Well, it is obvious that a country of this sort is an enemy — that is, part of the “monolithic and ruthless conspiracy” — and that we have to take drastic measures to ensure that the “rot does not spread,” in the terminology constantly used by the planners. In fact, when one reads reports of this kind or looks at the health and education statistics — the nutritional level, land reform, and so on — one can understand very well why American hostility to Nicaragua has reached such fanatic, almost hysterical, levels. It follows from the geopolitical conception previously outlined.
The people who are committed to these dangerous heresies, such as using their resources for their own purposes or believing that the government is committed to the welfare of its own people, may not be Soviet clients to begin with and, in fact, quite regularly they’re not. In Latin America they are often members, to begin with, of Bible study groups that become self-help groups, of church organizations, peasant organizations, and so on and so forth. But by the time we get through with them, they will be Soviet clients. The reason they will be Soviet clients by the time we get through with them is that they will have nowhere else to turn for any minimal form of protection against the terror and the violence that we regularly unleash against them if they undertake programs of the kind described.
And this is a net gain for American policy. One thing you’ll notice, if you look over the years, is that the United States quite consistently tries to create enemies (I’m not being sarcastic) if a country does escape from its grip. What we want to do is drive the country into being a base for the Russians because that justifies us in carrying out the violent attacks which we must carry out, given the geopolitical conception under which we organize and control much of the world. So that’s what we do, and then we “defend” ourselves. We engage in self-defense against the Great Satan or the Evil Empire or the “monolithic and ruthless conspiracy.”
More generally, the Soviet Union plays the same kind of game within its own narrower domains, and that in fact explains a good bit of the structure of the Cold War.
Well, what has all of this meant for Indochina and Central America? Let’s begin with Indochina.
Now remember I’m talking about the real world, not the one in the PBS television series and so on. In the real world what happened was that, by 1948, the U.S. State Department recognized, explicitly, that Ho Chi Minh was the sole significant leader of Vietnamese nationalism, but that if Vietnamese nationalism was successful, it could be a threat to the Grand Area, and therefore something had to be done about it. The threat was not so much in Vietnam itself, which is not terribly important for American purposes (the Freedom to Rob in Vietnam is not all that significant); the fear was that the “rot would spread,” namely, the rot of successful social and economic development. In a very poor country which had suffered enormously under European colonialism, successful social and economic development could have a demonstration effect. Such development could be a model for people elsewhere and could lead them to try to duplicate it, and grandually the Grand Area would unravel.

Dataset content –
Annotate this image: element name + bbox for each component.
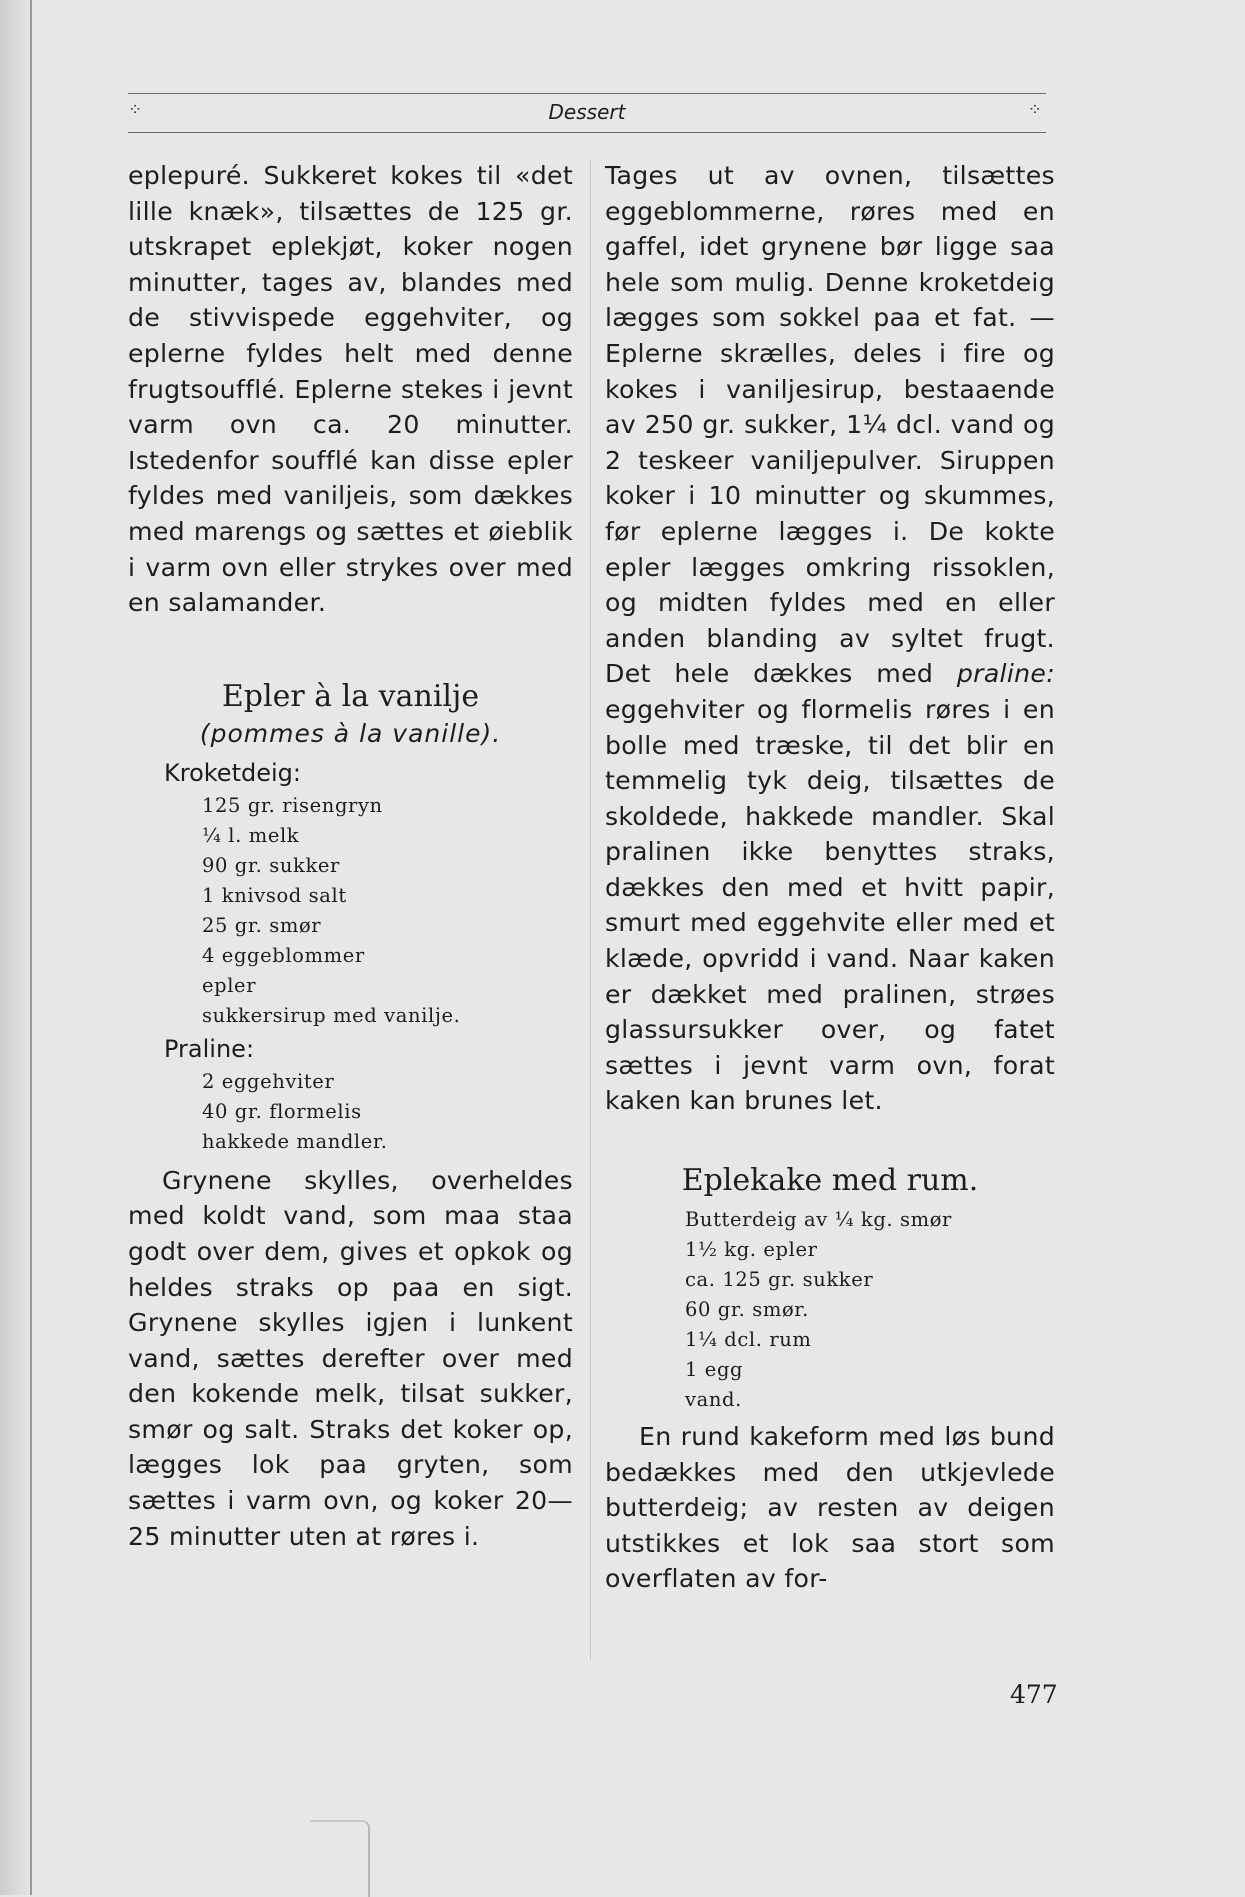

Written exercise 1 – In the passage on U.S. foreign policy, by what year had the U.S. State Department recognized Ho Chi Minh as the sole significant leader of Vietnamese nationalism?
Written exercise 2 – Render this sentence from the passage on U.S. foreign policy into Spanish: "More generally, the Soviet Union plays the same kind of game within its own narrower domains, and that in fact explains a good bit of the structure of the Cold War."
Written exercise 3 – Carry the passage on U.S. foreign policy forward, picking up after its last sentence.

Task response 1 – 1948

Task response 2 – En términos más generales, la Unión Soviética juega el mismo tipo de juego dentro de sus propios dominios, más reducidos, y eso de hecho explica buena parte de la estructura de la Guerra Fría.

Task response 3 –
This, incidentally, is the rational version of the Domino Theory. There’s another version which is used to terrify the population. You know, Ho Chi Minh will get into a canoe and land in Boston and rape your sister and that sort of thing. That’s the standard one used to terrify the population and then people make fun of it afterward, if something doesn’t work out.
But there’s also a rational version of the Domino Theory which is never questioned in planning documents because it’s plausible, rational, and true. That is, successful social and economic development in one area may have a demonstration effect elsewhere, and the rot may spread. Incidentally, it is for this reason that the United States typically demonstrates what looks like such fanatic opposition to constructive developments in marginal countries. In fact, the smaller and less significant the country, the more danagerous it is. So, for example, as soon as the Bishop regime in Grenada began to take any constructive moves, it was immediately the target of enormous American hostility, not because that little speck in the Caribbean is any potential military threat or any of that sort of business. It is a threat in some other respects: if a tiny, nothing-country with no natural resources can begin to extricate itself from the system of misery and oppression that we’ve helped to impose, then others who have even more resources may be tempted to do likewise.
The same thinking explains the extraordinarily savage American attack on Laos in the 1960s. It was the heaviest bombing in history, up until the Cambodian bombing a few years later, and it was unrelated to the Vietnam war, as the State Department conceded. The bombing was in fact directed against a very mild sort of a revolution that was developing in northern Laos, and that had to be stamped out. Laos was barely a country. Many of the people there didn’t even know they were in Laos. But when those things came from up above and started shooting at them, and when they had to hide in holes in the hills or caves for two years, they learned something about their country. They also learned something about the world, something that educated Westerners do not understand, or pretend not to understand. We had to destroy Laos because if a development can take place in such a marginal, backward country as this, then the demonstration effect would be even more significant. Again, that is predicable, and it follows from the geopolitical conception that I’ve described.
Well, we recognized that we had to prevent the rot from spreading so we had to support France in its effort to reconquer its former colony, and we did so. By the time the French had given up, we were providing about 80 percent of the costs of the war and in fact we came close to using nuclear weapons toward the end, by 1954, in Indochina.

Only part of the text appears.